• _WHAT TO DO_
Identify, in the records below, every line where the string "NaOH" appears, and copy each such line.

-- BEGIN RECORD EXTRACTS --

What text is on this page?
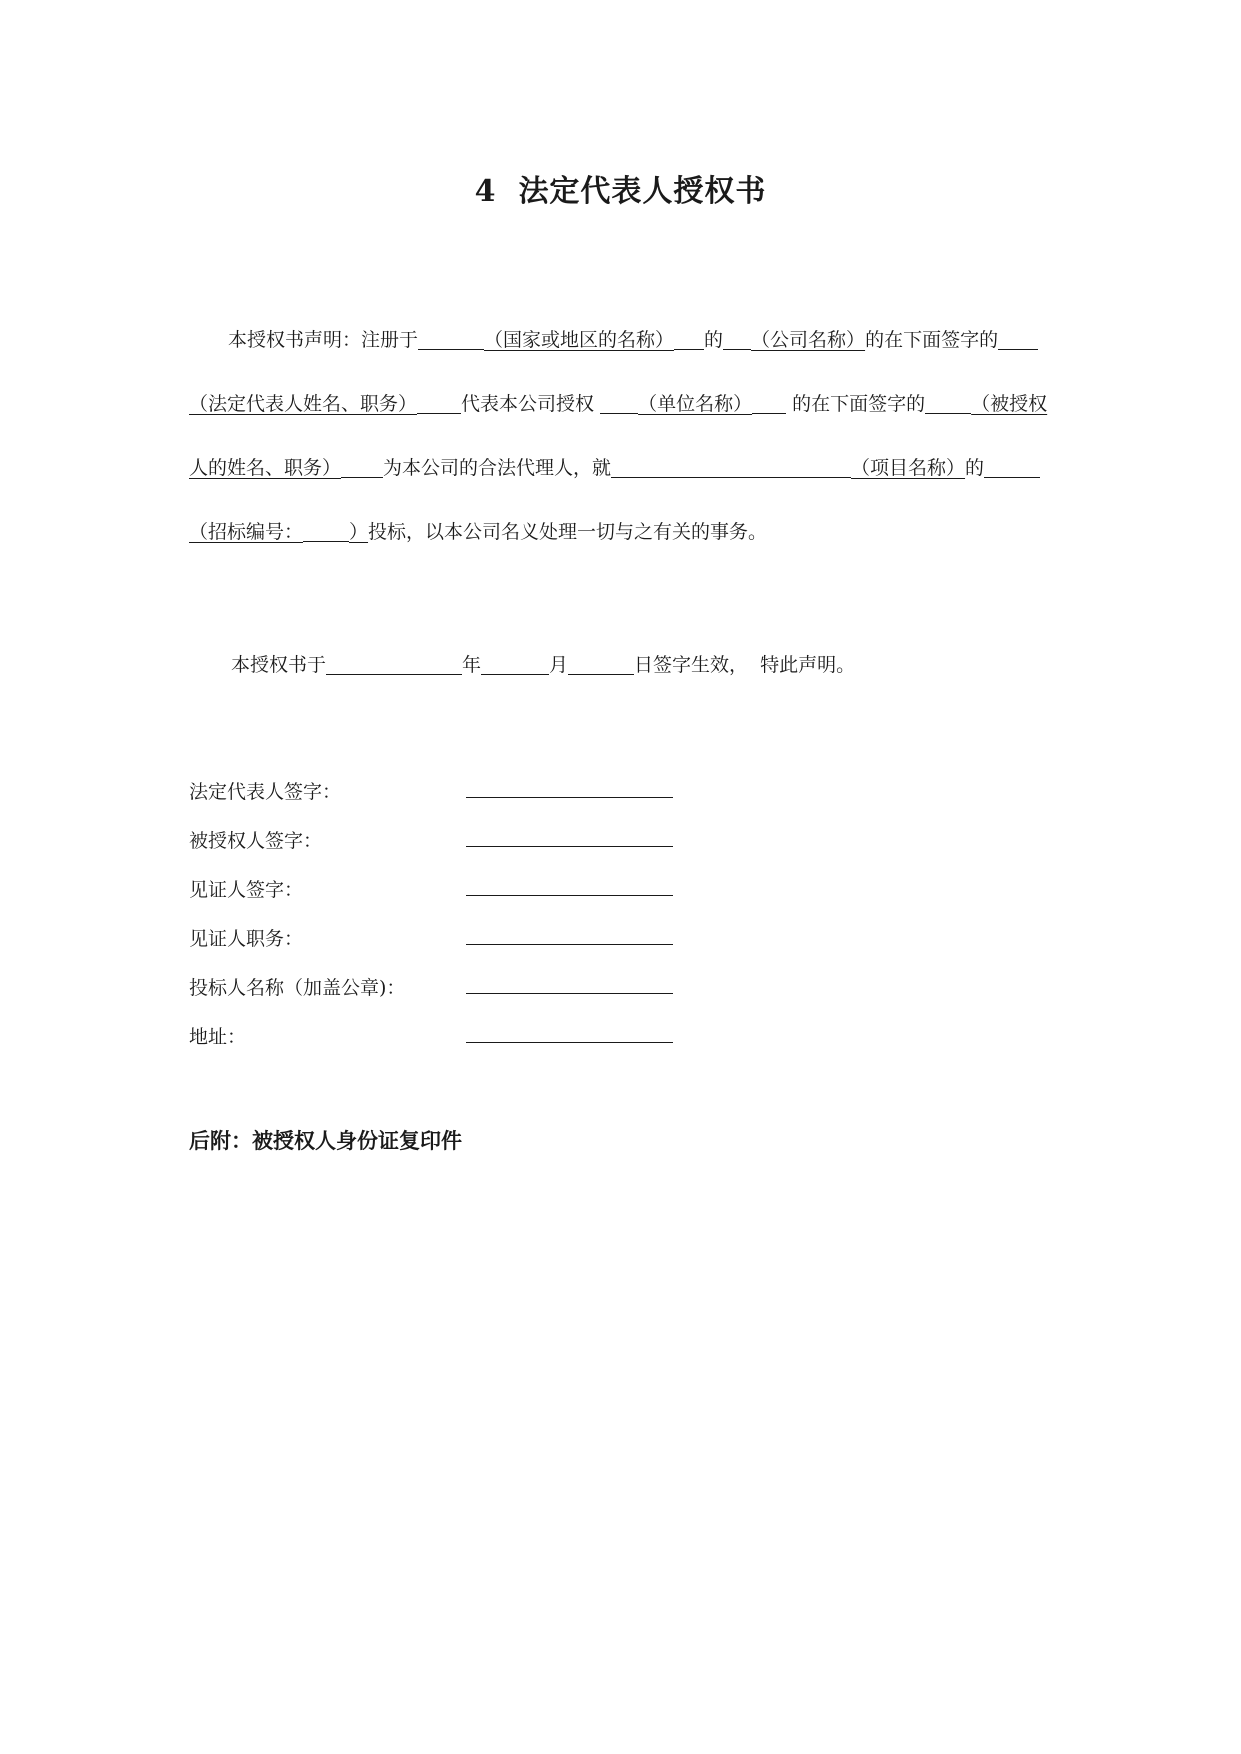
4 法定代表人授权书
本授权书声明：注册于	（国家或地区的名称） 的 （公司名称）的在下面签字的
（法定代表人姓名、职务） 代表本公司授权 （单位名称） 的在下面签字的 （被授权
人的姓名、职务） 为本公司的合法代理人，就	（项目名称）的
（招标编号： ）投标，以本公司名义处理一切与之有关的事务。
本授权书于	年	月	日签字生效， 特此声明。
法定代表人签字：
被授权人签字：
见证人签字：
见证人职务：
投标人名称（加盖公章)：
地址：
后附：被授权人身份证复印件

-- END RECORD EXTRACTS --
-- BEGIN RECORD EXTRACTS --

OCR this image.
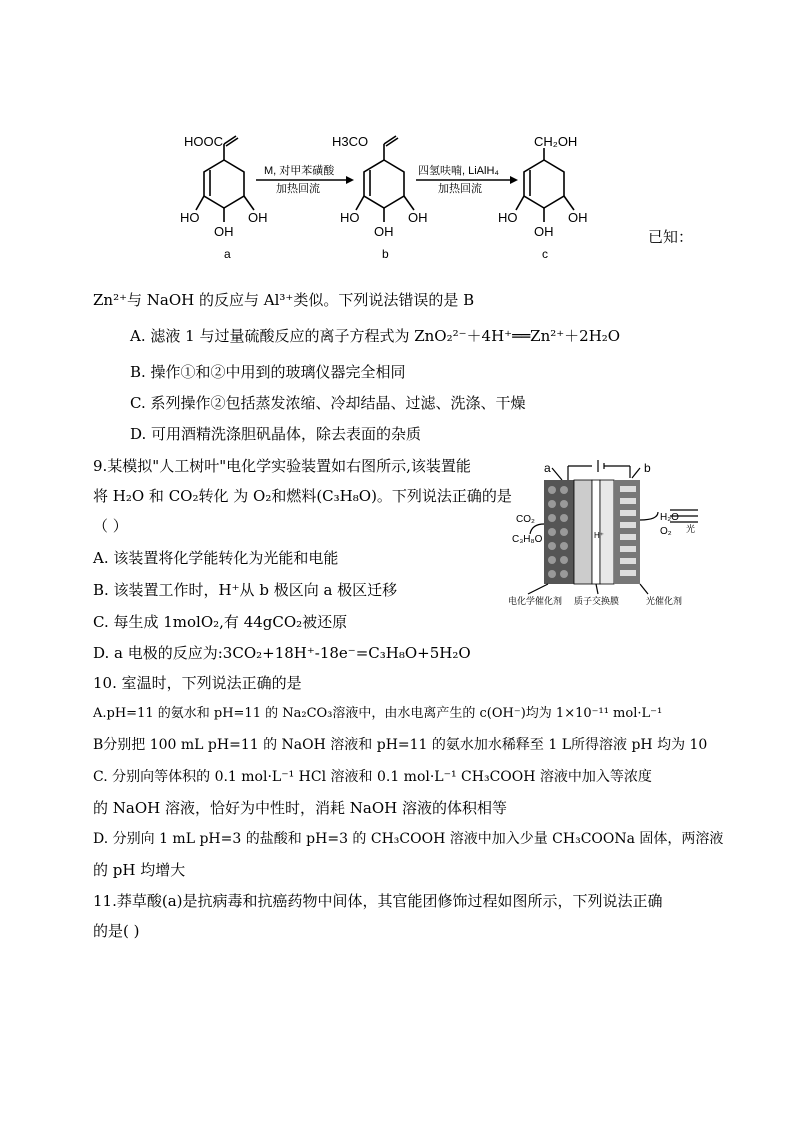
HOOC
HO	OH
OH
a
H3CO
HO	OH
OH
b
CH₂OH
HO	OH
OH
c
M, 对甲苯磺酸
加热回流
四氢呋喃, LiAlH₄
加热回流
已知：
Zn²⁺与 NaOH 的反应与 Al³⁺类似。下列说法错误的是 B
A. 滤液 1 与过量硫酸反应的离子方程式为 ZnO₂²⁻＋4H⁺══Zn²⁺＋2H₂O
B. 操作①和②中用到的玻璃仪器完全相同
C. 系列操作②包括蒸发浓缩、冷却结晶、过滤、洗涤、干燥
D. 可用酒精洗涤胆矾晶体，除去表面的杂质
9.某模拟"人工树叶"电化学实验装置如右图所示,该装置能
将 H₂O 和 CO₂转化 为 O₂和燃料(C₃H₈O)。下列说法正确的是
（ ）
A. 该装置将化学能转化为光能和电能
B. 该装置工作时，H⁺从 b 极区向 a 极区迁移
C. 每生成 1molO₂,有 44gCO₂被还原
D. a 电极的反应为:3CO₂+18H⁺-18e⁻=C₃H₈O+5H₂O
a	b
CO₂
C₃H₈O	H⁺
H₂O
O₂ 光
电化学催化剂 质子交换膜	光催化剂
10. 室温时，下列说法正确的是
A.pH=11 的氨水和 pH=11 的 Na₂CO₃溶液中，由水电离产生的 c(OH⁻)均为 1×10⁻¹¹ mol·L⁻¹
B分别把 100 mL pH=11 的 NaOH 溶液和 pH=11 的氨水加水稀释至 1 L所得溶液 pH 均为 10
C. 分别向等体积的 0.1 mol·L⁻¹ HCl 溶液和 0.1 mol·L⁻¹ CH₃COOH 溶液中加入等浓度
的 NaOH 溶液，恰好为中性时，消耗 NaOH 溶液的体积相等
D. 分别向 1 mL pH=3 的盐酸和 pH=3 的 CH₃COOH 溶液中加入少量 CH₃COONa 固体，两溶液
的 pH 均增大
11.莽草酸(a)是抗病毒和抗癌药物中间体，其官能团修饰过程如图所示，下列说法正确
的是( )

-- END RECORD EXTRACTS --
-- BEGIN RECORD EXTRACTS --

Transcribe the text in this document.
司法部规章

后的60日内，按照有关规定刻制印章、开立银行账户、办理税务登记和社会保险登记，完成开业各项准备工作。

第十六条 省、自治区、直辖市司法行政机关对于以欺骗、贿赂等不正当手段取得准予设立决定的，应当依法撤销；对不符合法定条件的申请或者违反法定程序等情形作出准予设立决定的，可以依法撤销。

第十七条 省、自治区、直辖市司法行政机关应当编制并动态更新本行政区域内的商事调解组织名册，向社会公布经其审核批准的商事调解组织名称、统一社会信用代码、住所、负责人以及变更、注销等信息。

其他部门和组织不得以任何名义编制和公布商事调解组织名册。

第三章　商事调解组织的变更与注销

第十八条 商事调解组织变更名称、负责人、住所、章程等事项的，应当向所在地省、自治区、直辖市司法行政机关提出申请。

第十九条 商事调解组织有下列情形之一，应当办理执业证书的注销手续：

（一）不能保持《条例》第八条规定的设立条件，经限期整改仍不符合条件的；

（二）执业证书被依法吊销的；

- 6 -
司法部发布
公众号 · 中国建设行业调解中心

-- END RECORD EXTRACTS --

• _RESPONSE TO THIS EXERCISE_
Zn²⁺与 NaOH 的反应与 Al³⁺类似。下列说法错误的是 B
B分别把 100 mL pH=11 的 NaOH 溶液和 pH=11 的氨水加水稀释至 1 L所得溶液 pH 均为 10
的 NaOH 溶液，恰好为中性时，消耗 NaOH 溶液的体积相等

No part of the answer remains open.